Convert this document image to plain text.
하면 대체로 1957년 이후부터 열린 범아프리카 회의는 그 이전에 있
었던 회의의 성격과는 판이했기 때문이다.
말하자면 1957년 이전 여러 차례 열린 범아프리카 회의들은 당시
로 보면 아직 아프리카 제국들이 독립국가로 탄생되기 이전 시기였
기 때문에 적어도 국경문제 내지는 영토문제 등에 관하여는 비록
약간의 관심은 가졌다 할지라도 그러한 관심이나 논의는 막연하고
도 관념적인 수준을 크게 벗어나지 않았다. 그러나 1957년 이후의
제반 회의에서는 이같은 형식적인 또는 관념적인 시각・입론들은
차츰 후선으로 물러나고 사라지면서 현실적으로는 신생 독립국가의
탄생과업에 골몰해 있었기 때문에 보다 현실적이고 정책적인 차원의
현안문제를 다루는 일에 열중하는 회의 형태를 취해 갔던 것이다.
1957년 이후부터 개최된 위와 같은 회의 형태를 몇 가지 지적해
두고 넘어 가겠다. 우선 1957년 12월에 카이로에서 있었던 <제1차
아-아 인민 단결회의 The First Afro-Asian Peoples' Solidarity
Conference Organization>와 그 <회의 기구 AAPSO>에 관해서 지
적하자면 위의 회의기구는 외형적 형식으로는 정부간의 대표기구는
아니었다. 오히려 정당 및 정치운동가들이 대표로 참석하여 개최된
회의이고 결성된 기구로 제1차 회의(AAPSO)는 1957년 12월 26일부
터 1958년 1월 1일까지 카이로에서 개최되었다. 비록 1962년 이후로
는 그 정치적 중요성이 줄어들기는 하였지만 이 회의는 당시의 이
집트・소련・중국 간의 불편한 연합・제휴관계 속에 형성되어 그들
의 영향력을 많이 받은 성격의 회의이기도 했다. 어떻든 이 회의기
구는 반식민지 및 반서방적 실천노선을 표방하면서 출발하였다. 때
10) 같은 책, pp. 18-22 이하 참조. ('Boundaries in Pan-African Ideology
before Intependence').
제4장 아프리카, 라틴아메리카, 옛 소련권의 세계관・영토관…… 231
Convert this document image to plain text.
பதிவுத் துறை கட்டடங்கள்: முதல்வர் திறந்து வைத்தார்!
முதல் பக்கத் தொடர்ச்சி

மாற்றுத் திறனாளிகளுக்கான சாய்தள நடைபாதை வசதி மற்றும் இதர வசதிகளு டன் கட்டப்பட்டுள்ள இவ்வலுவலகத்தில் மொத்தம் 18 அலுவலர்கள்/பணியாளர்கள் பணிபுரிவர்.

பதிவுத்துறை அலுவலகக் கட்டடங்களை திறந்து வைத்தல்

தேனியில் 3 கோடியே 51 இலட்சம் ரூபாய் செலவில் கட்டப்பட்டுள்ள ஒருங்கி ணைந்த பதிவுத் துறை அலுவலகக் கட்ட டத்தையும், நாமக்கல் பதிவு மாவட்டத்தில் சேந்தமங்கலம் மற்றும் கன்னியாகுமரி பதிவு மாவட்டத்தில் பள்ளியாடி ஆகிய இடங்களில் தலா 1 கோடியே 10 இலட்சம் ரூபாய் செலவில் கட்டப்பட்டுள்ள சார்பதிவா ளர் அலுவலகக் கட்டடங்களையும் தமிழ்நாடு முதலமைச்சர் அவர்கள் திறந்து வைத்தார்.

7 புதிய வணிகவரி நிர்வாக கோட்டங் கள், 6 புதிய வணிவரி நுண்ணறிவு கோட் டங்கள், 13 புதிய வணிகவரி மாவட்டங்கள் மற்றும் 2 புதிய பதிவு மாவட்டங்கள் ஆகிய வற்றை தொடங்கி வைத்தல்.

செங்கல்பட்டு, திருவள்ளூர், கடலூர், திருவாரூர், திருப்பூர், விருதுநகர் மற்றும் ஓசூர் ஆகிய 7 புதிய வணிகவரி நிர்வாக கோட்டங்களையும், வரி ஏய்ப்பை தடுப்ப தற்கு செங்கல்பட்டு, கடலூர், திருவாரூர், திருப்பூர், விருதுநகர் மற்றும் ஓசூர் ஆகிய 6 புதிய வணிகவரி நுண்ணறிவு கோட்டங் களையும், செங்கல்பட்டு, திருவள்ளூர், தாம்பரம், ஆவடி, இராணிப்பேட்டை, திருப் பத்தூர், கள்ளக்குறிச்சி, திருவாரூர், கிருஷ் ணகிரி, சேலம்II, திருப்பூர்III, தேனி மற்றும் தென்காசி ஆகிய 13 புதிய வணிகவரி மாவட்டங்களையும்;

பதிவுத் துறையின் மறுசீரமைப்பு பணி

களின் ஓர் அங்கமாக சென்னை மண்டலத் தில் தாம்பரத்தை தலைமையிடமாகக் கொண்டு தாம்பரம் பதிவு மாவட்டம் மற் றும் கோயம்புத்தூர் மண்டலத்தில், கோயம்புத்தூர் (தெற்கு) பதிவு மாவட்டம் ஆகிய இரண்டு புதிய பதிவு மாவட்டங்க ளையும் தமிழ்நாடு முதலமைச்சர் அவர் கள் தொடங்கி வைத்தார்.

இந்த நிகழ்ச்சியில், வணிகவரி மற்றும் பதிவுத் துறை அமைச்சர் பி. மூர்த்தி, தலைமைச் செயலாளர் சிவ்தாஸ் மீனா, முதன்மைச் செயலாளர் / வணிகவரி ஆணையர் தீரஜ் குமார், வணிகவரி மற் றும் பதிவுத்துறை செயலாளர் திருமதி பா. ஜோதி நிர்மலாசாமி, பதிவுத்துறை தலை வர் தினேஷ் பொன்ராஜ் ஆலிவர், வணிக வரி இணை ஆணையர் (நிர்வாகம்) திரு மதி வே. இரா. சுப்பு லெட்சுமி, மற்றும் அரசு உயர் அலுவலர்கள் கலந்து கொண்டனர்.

::::::::

Repeat the material in full, exactly as it stands.

◆ Written solution:
Convert this document image to plain text.
하면 대체로 1957년 이후부터 열린 범아프리카 회의는 그 이전에 있
었던 회의의 성격과는 판이했기 때문이다.
말하자면 1957년 이전 여러 차례 열린 범아프리카 회의들은 당시
로 보면 아직 아프리카 제국들이 독립국가로 탄생되기 이전 시기였
기 때문에 적어도 국경문제 내지는 영토문제 등에 관하여는 비록
약간의 관심은 가졌다 할지라도 그러한 관심이나 논의는 막연하고
도 관념적인 수준을 크게 벗어나지 않았다. 그러나 1957년 이후의
제반 회의에서는 이같은 형식적인 또는 관념적인 시각・입론들은
차츰 후선으로 물러나고 사라지면서 현실적으로는 신생 독립국가의
탄생과업에 골몰해 있었기 때문에 보다 현실적이고 정책적인 차원의
현안문제를 다루는 일에 열중하는 회의 형태를 취해 갔던 것이다.
1957년 이후부터 개최된 위와 같은 회의 형태를 몇 가지 지적해
두고 넘어 가겠다. 우선 1957년 12월에 카이로에서 있었던 <제1차
아-아 인민 단결회의 The First Afro-Asian Peoples' Solidarity
Conference Organization>와 그 <회의 기구 AAPSO>에 관해서 지
적하자면 위의 회의기구는 외형적 형식으로는 정부간의 대표기구는
아니었다. 오히려 정당 및 정치운동가들이 대표로 참석하여 개최된
회의이고 결성된 기구로 제1차 회의(AAPSO)는 1957년 12월 26일부
터 1958년 1월 1일까지 카이로에서 개최되었다. 비록 1962년 이후로
는 그 정치적 중요성이 줄어들기는 하였지만 이 회의는 당시의 이
집트・소련・중국 간의 불편한 연합・제휴관계 속에 형성되어 그들
의 영향력을 많이 받은 성격의 회의이기도 했다. 어떻든 이 회의기
구는 반식민지 및 반서방적 실천노선을 표방하면서 출발하였다. 때
10) 같은 책, pp. 18-22 이하 참조. ('Boundaries in Pan-African Ideology
before Intependence').
제4장 아프리카, 라틴아메리카, 옛 소련권의 세계관・영토관…… 231
Convert this document image to plain text.
பதிவுத் துறை கட்டடங்கள்: முதல்வர் திறந்து வைத்தார்!
முதல் பக்கத் தொடர்ச்சி

மாற்றுத் திறனாளிகளுக்கான சாய்தள நடைபாதை வசதி மற்றும் இதர வசதிகளு டன் கட்டப்பட்டுள்ள இவ்வலுவலகத்தில் மொத்தம் 18 அலுவலர்கள்/பணியாளர்கள் பணிபுரிவர்.

பதிவுத்துறை அலுவலகக் கட்டடங்களை திறந்து வைத்தல்

தேனியில் 3 கோடியே 51 இலட்சம் ரூபாய் செலவில் கட்டப்பட்டுள்ள ஒருங்கி ணைந்த பதிவுத் துறை அலுவலகக் கட்ட டத்தையும், நாமக்கல் பதிவு மாவட்டத்தில் சேந்தமங்கலம் மற்றும் கன்னியாகுமரி பதிவு மாவட்டத்தில் பள்ளியாடி ஆகிய இடங்களில் தலா 1 கோடியே 10 இலட்சம் ரூபாய் செலவில் கட்டப்பட்டுள்ள சார்பதிவா ளர் அலுவலகக் கட்டடங்களையும் தமிழ்நாடு முதலமைச்சர் அவர்கள் திறந்து வைத்தார்.

7 புதிய வணிகவரி நிர்வாக கோட்டங் கள், 6 புதிய வணிவரி நுண்ணறிவு கோட் டங்கள், 13 புதிய வணிகவரி மாவட்டங்கள் மற்றும் 2 புதிய பதிவு மாவட்டங்கள் ஆகிய வற்றை தொடங்கி வைத்தல்.

செங்கல்பட்டு, திருவள்ளூர், கடலூர், திருவாரூர், திருப்பூர், விருதுநகர் மற்றும் ஓசூர் ஆகிய 7 புதிய வணிகவரி நிர்வாக கோட்டங்களையும், வரி ஏய்ப்பை தடுப்ப தற்கு செங்கல்பட்டு, கடலூர், திருவாரூர், திருப்பூர், விருதுநகர் மற்றும் ஓசூர் ஆகிய 6 புதிய வணிகவரி நுண்ணறிவு கோட்டங் களையும், செங்கல்பட்டு, திருவள்ளூர், தாம்பரம், ஆவடி, இராணிப்பேட்டை, திருப் பத்தூர், கள்ளக்குறிச்சி, திருவாரூர், கிருஷ் ணகிரி, சேலம்II, திருப்பூர்III, தேனி மற்றும் தென்காசி ஆகிய 13 புதிய வணிகவரி மாவட்டங்களையும்;

பதிவுத் துறையின் மறுசீரமைப்பு பணி

களின் ஓர் அங்கமாக சென்னை மண்டலத் தில் தாம்பரத்தை தலைமையிடமாகக் கொண்டு தாம்பரம் பதிவு மாவட்டம் மற் றும் கோயம்புத்தூர் மண்டலத்தில், கோயம்புத்தூர் (தெற்கு) பதிவு மாவட்டம் ஆகிய இரண்டு புதிய பதிவு மாவட்டங்க ளையும் தமிழ்நாடு முதலமைச்சர் அவர் கள் தொடங்கி வைத்தார்.

இந்த நிகழ்ச்சியில், வணிகவரி மற்றும் பதிவுத் துறை அமைச்சர் பி. மூர்த்தி, தலைமைச் செயலாளர் சிவ்தாஸ் மீனா, முதன்மைச் செயலாளர் / வணிகவரி ஆணையர் தீரஜ் குமார், வணிகவரி மற் றும் பதிவுத்துறை செயலாளர் திருமதி பா. ஜோதி நிர்மலாசாமி, பதிவுத்துறை தலை வர் தினேஷ் பொன்ராஜ் ஆலிவர், வணிக வரி இணை ஆணையர் (நிர்வாகம்) திரு மதி வே. இரா. சுப்பு லெட்சுமி, மற்றும் அரசு உயர் அலுவலர்கள் கலந்து கொண்டனர்.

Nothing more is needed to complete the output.